Exercise objective: Report the count of lines below that include "mapping", without any other text.

Data entries:
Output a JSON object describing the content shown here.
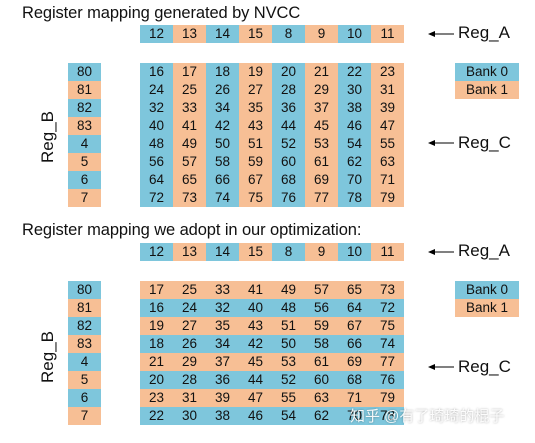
{
  "top": {
    "title": "Register mapping generated by NVCC",
    "reg_a": [
      "12",
      "13",
      "14",
      "15",
      "8",
      "9",
      "10",
      "11"
    ],
    "reg_b": [
      "80",
      "81",
      "82",
      "83",
      "4",
      "5",
      "6",
      "7"
    ],
    "reg_c": [
      [
        "16",
        "17",
        "18",
        "19",
        "20",
        "21",
        "22",
        "23"
      ],
      [
        "24",
        "25",
        "26",
        "27",
        "28",
        "29",
        "30",
        "31"
      ],
      [
        "32",
        "33",
        "34",
        "35",
        "36",
        "37",
        "38",
        "39"
      ],
      [
        "40",
        "41",
        "42",
        "43",
        "44",
        "45",
        "46",
        "47"
      ],
      [
        "48",
        "49",
        "50",
        "51",
        "52",
        "53",
        "54",
        "55"
      ],
      [
        "56",
        "57",
        "58",
        "59",
        "60",
        "61",
        "62",
        "63"
      ],
      [
        "64",
        "65",
        "66",
        "67",
        "68",
        "69",
        "70",
        "71"
      ],
      [
        "72",
        "73",
        "74",
        "75",
        "76",
        "77",
        "78",
        "79"
      ]
    ]
  },
  "bottom": {
    "title": "Register mapping we adopt in our optimization:",
    "reg_a": [
      "12",
      "13",
      "14",
      "15",
      "8",
      "9",
      "10",
      "11"
    ],
    "reg_b": [
      "80",
      "81",
      "82",
      "83",
      "4",
      "5",
      "6",
      "7"
    ],
    "reg_c": [
      [
        "17",
        "25",
        "33",
        "41",
        "49",
        "57",
        "65",
        "73"
      ],
      [
        "16",
        "24",
        "32",
        "40",
        "48",
        "56",
        "64",
        "72"
      ],
      [
        "19",
        "27",
        "35",
        "43",
        "51",
        "59",
        "67",
        "75"
      ],
      [
        "18",
        "26",
        "34",
        "42",
        "50",
        "58",
        "66",
        "74"
      ],
      [
        "21",
        "29",
        "37",
        "45",
        "53",
        "61",
        "69",
        "77"
      ],
      [
        "20",
        "28",
        "36",
        "44",
        "52",
        "60",
        "68",
        "76"
      ],
      [
        "23",
        "31",
        "39",
        "47",
        "55",
        "63",
        "71",
        "79"
      ],
      [
        "22",
        "30",
        "38",
        "46",
        "54",
        "62",
        "70",
        "78"
      ]
    ]
  },
  "labels": {
    "reg_a": "Reg_A",
    "reg_b": "Reg_B",
    "reg_c": "Reg_C",
    "bank0": "Bank 0",
    "bank1": "Bank 1"
  },
  "colors": {
    "bank0": "#7ec6dc",
    "bank1": "#f7bf95"
  },
  "watermark": "知乎 @有了琦琦的棍子"
}
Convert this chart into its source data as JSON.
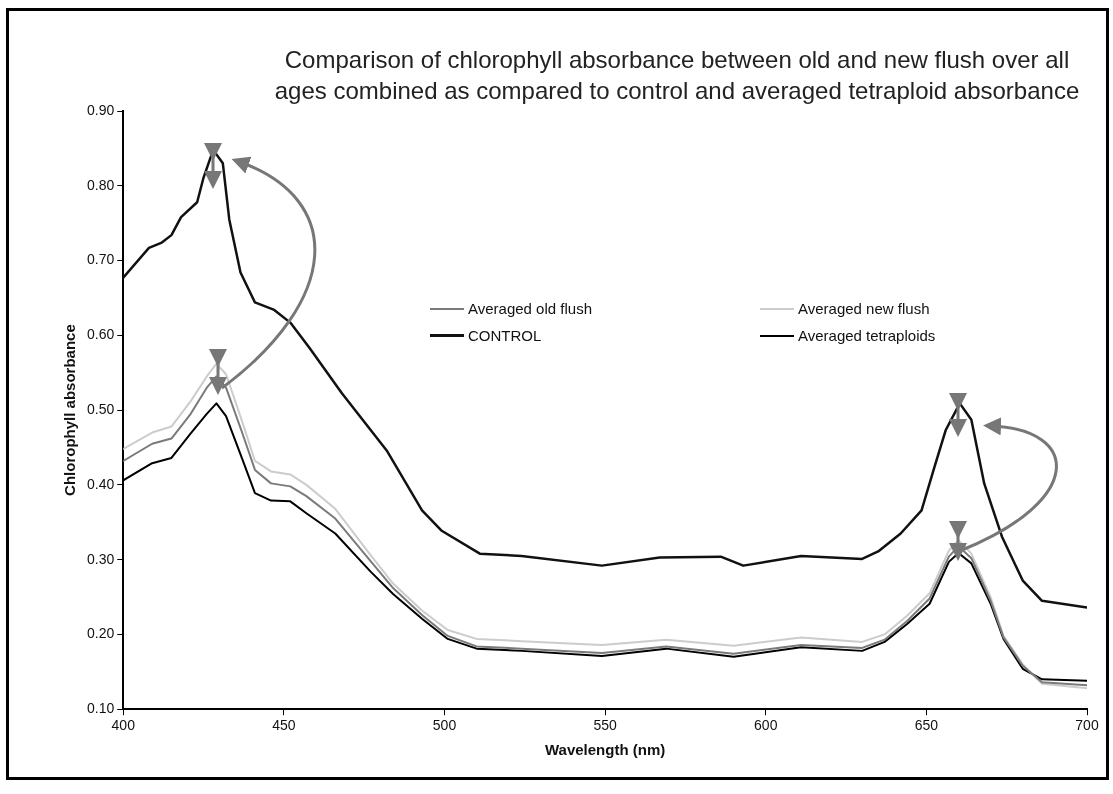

Solution: 2